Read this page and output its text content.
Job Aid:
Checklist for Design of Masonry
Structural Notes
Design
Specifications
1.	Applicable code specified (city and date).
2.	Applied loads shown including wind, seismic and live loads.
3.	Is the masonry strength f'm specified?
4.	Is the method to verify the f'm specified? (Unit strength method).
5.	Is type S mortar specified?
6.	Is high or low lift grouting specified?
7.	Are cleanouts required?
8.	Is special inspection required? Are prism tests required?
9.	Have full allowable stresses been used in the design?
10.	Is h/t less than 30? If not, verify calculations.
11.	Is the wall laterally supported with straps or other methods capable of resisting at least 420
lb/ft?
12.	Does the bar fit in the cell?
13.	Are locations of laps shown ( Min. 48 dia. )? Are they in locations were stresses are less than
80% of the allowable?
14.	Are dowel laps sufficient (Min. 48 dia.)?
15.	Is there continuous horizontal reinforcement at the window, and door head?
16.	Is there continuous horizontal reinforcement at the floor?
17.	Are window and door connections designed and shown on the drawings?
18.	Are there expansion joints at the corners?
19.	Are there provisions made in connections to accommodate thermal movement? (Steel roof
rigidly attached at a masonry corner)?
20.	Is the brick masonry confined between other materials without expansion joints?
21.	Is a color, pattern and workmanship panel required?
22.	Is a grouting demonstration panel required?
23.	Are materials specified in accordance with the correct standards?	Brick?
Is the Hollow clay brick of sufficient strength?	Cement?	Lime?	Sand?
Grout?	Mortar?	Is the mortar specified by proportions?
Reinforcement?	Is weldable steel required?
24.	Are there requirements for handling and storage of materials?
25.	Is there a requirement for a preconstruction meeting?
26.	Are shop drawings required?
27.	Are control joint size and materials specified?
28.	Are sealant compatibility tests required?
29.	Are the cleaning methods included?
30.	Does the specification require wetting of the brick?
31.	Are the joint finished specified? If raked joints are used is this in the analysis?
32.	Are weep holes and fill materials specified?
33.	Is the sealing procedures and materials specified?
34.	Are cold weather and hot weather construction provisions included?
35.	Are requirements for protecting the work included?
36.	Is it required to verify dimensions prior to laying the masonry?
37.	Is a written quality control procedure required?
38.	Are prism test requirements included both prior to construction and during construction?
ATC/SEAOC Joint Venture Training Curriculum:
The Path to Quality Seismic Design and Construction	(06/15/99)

What you will do >>
Your task is to print all of the records exactly.

Answer to the exercise >>
Read this page and output its text content.
Job Aid:
Checklist for Design of Masonry
Structural Notes
Design
Specifications
1.	Applicable code specified (city and date).
2.	Applied loads shown including wind, seismic and live loads.
3.	Is the masonry strength f'm specified?
4.	Is the method to verify the f'm specified? (Unit strength method).
5.	Is type S mortar specified?
6.	Is high or low lift grouting specified?
7.	Are cleanouts required?
8.	Is special inspection required? Are prism tests required?
9.	Have full allowable stresses been used in the design?
10.	Is h/t less than 30? If not, verify calculations.
11.	Is the wall laterally supported with straps or other methods capable of resisting at least 420
lb/ft?
12.	Does the bar fit in the cell?
13.	Are locations of laps shown ( Min. 48 dia. )? Are they in locations were stresses are less than
80% of the allowable?
14.	Are dowel laps sufficient (Min. 48 dia.)?
15.	Is there continuous horizontal reinforcement at the window, and door head?
16.	Is there continuous horizontal reinforcement at the floor?
17.	Are window and door connections designed and shown on the drawings?
18.	Are there expansion joints at the corners?
19.	Are there provisions made in connections to accommodate thermal movement? (Steel roof
rigidly attached at a masonry corner)?
20.	Is the brick masonry confined between other materials without expansion joints?
21.	Is a color, pattern and workmanship panel required?
22.	Is a grouting demonstration panel required?
23.	Are materials specified in accordance with the correct standards?	Brick?
Is the Hollow clay brick of sufficient strength?	Cement?	Lime?	Sand?
Grout?	Mortar?	Is the mortar specified by proportions?
Reinforcement?	Is weldable steel required?
24.	Are there requirements for handling and storage of materials?
25.	Is there a requirement for a preconstruction meeting?
26.	Are shop drawings required?
27.	Are control joint size and materials specified?
28.	Are sealant compatibility tests required?
29.	Are the cleaning methods included?
30.	Does the specification require wetting of the brick?
31.	Are the joint finished specified? If raked joints are used is this in the analysis?
32.	Are weep holes and fill materials specified?
33.	Is the sealing procedures and materials specified?
34.	Are cold weather and hot weather construction provisions included?
35.	Are requirements for protecting the work included?
36.	Is it required to verify dimensions prior to laying the masonry?
37.	Is a written quality control procedure required?
38.	Are prism test requirements included both prior to construction and during construction?
ATC/SEAOC Joint Venture Training Curriculum:
The Path to Quality Seismic Design and Construction	(06/15/99)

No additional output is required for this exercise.